───── SOURCE RECORDS ─────

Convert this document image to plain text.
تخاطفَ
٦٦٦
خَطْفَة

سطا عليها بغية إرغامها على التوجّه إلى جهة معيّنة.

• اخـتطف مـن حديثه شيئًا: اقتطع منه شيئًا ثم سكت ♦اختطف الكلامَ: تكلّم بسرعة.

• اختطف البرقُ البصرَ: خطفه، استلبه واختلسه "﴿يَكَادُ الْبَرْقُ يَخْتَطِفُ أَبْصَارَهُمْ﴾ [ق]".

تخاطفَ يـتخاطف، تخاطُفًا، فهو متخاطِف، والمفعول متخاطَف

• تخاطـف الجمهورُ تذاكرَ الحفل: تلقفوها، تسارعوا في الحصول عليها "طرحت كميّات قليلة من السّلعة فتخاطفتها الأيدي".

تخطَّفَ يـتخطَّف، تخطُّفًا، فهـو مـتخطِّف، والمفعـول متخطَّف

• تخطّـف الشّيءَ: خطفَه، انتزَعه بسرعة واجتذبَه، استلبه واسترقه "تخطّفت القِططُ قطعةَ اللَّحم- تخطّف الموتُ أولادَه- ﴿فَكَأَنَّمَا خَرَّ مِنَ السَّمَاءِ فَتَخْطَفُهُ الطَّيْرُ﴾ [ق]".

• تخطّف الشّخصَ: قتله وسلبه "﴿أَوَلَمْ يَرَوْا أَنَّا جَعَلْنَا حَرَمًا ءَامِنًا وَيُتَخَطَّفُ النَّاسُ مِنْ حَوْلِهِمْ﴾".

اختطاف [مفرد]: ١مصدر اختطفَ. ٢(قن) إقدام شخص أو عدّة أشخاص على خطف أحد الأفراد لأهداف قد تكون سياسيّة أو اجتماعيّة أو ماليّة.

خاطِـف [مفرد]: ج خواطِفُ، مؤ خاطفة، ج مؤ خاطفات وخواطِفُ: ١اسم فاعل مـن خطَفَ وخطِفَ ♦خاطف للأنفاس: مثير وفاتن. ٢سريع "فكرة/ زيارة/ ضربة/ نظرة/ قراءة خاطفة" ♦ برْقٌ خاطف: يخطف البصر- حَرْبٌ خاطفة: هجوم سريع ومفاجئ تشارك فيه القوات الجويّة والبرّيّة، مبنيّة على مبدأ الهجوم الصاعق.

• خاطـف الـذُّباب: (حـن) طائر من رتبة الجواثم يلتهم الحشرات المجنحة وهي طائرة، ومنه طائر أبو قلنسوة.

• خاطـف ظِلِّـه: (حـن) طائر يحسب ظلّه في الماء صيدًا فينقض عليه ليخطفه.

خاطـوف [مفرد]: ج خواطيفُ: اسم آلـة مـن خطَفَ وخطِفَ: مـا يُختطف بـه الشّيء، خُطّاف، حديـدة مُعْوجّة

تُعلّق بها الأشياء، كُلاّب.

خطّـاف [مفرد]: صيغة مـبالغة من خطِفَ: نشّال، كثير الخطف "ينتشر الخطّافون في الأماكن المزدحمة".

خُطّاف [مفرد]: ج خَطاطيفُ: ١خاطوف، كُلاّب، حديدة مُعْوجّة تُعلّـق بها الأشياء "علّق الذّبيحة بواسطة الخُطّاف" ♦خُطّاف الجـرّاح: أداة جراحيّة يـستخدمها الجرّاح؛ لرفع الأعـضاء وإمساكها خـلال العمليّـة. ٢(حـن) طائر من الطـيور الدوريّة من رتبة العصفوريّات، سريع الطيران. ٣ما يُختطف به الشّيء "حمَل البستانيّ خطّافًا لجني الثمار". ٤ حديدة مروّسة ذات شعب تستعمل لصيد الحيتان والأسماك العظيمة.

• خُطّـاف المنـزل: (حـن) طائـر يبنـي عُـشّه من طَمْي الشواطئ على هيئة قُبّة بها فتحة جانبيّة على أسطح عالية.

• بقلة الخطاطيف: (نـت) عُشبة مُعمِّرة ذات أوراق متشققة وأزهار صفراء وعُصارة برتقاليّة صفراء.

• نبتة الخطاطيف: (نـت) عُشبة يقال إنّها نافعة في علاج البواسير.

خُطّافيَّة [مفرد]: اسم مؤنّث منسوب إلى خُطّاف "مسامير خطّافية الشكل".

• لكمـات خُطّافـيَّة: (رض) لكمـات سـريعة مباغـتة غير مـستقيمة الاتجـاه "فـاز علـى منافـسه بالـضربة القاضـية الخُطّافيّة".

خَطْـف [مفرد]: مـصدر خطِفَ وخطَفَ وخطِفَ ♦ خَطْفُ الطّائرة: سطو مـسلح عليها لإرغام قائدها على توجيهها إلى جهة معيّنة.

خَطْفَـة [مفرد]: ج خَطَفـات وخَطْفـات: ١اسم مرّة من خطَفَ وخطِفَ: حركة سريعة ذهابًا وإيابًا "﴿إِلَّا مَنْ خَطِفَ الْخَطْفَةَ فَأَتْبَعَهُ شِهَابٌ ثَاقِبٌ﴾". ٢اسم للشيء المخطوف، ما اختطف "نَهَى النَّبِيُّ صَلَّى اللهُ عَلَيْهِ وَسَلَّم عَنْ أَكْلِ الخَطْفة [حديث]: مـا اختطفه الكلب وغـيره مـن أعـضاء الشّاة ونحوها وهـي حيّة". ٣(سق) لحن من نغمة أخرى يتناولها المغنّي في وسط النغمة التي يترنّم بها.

─────

- _WHAT TO PRODUCE_
State how many lines of the listing above include the word "الخطاطيف". Give nothing but the number.

- _RESULT OF THIS TASK_
2